** START OF MATERIAL SUPPLIED **

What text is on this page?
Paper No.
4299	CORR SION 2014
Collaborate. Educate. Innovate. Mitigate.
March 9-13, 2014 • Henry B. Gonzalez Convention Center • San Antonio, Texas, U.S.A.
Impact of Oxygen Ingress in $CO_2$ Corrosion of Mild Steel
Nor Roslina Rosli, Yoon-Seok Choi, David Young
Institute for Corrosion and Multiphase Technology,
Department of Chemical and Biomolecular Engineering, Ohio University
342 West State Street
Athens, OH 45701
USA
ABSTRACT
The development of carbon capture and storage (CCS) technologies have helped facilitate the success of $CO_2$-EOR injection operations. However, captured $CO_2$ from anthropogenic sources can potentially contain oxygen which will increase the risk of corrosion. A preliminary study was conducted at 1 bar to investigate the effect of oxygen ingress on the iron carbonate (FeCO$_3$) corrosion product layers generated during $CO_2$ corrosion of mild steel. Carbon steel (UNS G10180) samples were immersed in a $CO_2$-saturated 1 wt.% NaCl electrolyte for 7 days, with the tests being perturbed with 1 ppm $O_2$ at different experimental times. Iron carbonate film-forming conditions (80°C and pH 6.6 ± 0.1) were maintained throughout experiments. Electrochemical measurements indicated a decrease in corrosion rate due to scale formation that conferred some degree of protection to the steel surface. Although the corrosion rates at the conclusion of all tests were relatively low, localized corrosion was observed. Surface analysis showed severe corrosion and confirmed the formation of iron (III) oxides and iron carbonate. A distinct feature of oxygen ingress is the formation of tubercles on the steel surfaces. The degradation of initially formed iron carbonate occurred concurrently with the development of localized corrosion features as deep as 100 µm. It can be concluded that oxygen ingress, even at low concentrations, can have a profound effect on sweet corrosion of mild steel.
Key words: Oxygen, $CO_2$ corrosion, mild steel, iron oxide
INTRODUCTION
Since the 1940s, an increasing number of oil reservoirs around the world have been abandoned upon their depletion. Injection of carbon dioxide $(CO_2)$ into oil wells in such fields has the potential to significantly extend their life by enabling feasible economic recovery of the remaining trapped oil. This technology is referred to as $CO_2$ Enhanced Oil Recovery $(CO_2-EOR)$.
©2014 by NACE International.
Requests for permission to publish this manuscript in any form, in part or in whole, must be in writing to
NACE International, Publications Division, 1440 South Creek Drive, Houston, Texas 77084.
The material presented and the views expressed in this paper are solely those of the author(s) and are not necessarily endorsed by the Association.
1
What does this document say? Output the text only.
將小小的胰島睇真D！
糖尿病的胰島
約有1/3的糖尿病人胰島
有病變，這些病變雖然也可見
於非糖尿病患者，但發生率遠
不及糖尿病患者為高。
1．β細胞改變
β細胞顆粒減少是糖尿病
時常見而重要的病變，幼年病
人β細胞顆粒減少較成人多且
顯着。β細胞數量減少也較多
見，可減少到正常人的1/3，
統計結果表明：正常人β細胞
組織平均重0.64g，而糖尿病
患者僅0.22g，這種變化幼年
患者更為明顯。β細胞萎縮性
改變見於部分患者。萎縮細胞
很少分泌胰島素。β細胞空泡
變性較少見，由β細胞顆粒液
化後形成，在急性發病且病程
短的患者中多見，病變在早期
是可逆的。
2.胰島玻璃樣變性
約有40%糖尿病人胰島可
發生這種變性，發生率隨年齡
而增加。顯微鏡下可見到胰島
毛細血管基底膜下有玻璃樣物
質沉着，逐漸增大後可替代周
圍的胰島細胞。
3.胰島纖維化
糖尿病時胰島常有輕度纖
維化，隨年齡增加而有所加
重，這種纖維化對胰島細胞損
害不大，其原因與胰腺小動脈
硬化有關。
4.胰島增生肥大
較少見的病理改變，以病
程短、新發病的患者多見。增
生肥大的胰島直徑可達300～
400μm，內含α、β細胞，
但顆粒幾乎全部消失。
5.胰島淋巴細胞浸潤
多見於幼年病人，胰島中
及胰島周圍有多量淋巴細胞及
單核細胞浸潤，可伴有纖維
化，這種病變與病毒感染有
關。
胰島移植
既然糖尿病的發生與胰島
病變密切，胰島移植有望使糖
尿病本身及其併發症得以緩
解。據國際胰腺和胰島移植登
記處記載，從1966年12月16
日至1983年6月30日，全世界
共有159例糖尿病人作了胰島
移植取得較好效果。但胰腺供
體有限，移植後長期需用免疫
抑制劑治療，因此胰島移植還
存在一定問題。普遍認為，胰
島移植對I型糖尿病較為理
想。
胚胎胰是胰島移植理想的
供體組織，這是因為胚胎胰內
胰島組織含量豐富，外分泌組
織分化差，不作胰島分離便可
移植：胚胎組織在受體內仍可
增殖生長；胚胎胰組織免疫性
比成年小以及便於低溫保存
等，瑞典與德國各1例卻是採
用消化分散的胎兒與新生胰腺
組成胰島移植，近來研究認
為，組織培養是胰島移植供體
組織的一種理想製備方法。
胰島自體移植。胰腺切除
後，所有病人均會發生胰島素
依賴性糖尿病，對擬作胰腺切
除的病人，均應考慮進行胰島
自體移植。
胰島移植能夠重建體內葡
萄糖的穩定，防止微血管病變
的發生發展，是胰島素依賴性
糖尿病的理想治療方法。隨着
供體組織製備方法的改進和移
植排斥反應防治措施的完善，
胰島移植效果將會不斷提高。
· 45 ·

** END OF MATERIAL SUPPLIED **

▶ **THE REQUEST**
Begin at the line containing "What does this" and reproduce each line through the end of the records above.

▶ **REPLY**
What does this document say? Output the text only.
將小小的胰島睇真D！
糖尿病的胰島
約有1/3的糖尿病人胰島
有病變，這些病變雖然也可見
於非糖尿病患者，但發生率遠
不及糖尿病患者為高。
1．β細胞改變
β細胞顆粒減少是糖尿病
時常見而重要的病變，幼年病
人β細胞顆粒減少較成人多且
顯着。β細胞數量減少也較多
見，可減少到正常人的1/3，
統計結果表明：正常人β細胞
組織平均重0.64g，而糖尿病
患者僅0.22g，這種變化幼年
患者更為明顯。β細胞萎縮性
改變見於部分患者。萎縮細胞
很少分泌胰島素。β細胞空泡
變性較少見，由β細胞顆粒液
化後形成，在急性發病且病程
短的患者中多見，病變在早期
是可逆的。
2.胰島玻璃樣變性
約有40%糖尿病人胰島可
發生這種變性，發生率隨年齡
而增加。顯微鏡下可見到胰島
毛細血管基底膜下有玻璃樣物
質沉着，逐漸增大後可替代周
圍的胰島細胞。
3.胰島纖維化
糖尿病時胰島常有輕度纖
維化，隨年齡增加而有所加
重，這種纖維化對胰島細胞損
害不大，其原因與胰腺小動脈
硬化有關。
4.胰島增生肥大
較少見的病理改變，以病
程短、新發病的患者多見。增
生肥大的胰島直徑可達300～
400μm，內含α、β細胞，
但顆粒幾乎全部消失。
5.胰島淋巴細胞浸潤
多見於幼年病人，胰島中
及胰島周圍有多量淋巴細胞及
單核細胞浸潤，可伴有纖維
化，這種病變與病毒感染有
關。
胰島移植
既然糖尿病的發生與胰島
病變密切，胰島移植有望使糖
尿病本身及其併發症得以緩
解。據國際胰腺和胰島移植登
記處記載，從1966年12月16
日至1983年6月30日，全世界
共有159例糖尿病人作了胰島
移植取得較好效果。但胰腺供
體有限，移植後長期需用免疫
抑制劑治療，因此胰島移植還
存在一定問題。普遍認為，胰
島移植對I型糖尿病較為理
想。
胚胎胰是胰島移植理想的
供體組織，這是因為胚胎胰內
胰島組織含量豐富，外分泌組
織分化差，不作胰島分離便可
移植：胚胎組織在受體內仍可
增殖生長；胚胎胰組織免疫性
比成年小以及便於低溫保存
等，瑞典與德國各1例卻是採
用消化分散的胎兒與新生胰腺
組成胰島移植，近來研究認
為，組織培養是胰島移植供體
組織的一種理想製備方法。
胰島自體移植。胰腺切除
後，所有病人均會發生胰島素
依賴性糖尿病，對擬作胰腺切
除的病人，均應考慮進行胰島
自體移植。
胰島移植能夠重建體內葡
萄糖的穩定，防止微血管病變
的發生發展，是胰島素依賴性
糖尿病的理想治療方法。隨着
供體組織製備方法的改進和移
植排斥反應防治措施的完善，
胰島移植效果將會不斷提高。
· 45 ·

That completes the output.